■ Requirement: Give only the number of lines in the listing below where the string "color" occurs.

Recorded data
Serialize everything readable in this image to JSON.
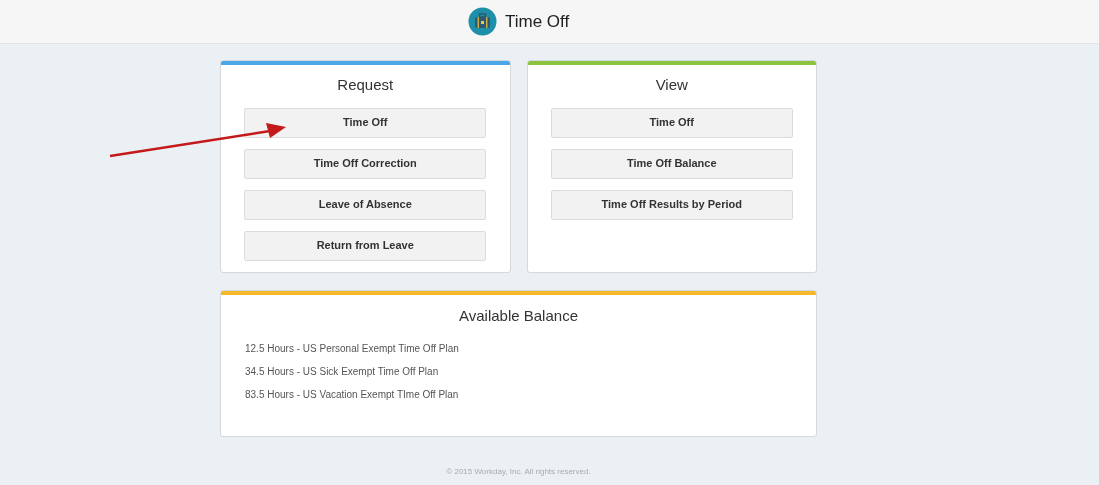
{
  "header": {
    "title": "Time Off"
  },
  "panels": [
    {
      "title": "Request",
      "color": "#4aa8e6",
      "buttons": [
        "Time Off",
        "Time Off Correction",
        "Leave of Absence",
        "Return from Leave"
      ]
    },
    {
      "title": "View",
      "color": "#8cc43f",
      "buttons": [
        "Time Off",
        "Time Off Balance",
        "Time Off Results by Period"
      ]
    }
  ],
  "balance": {
    "title": "Available Balance",
    "color": "#f5b82a",
    "lines": [
      "12.5 Hours - US Personal Exempt Time Off Plan",
      "34.5 Hours - US Sick Exempt Time Off Plan",
      "83.5 Hours - US Vacation Exempt TIme Off Plan"
    ]
  },
  "footer": "© 2015 Workday, Inc. All rights reserved."
}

■ Output of the task: 3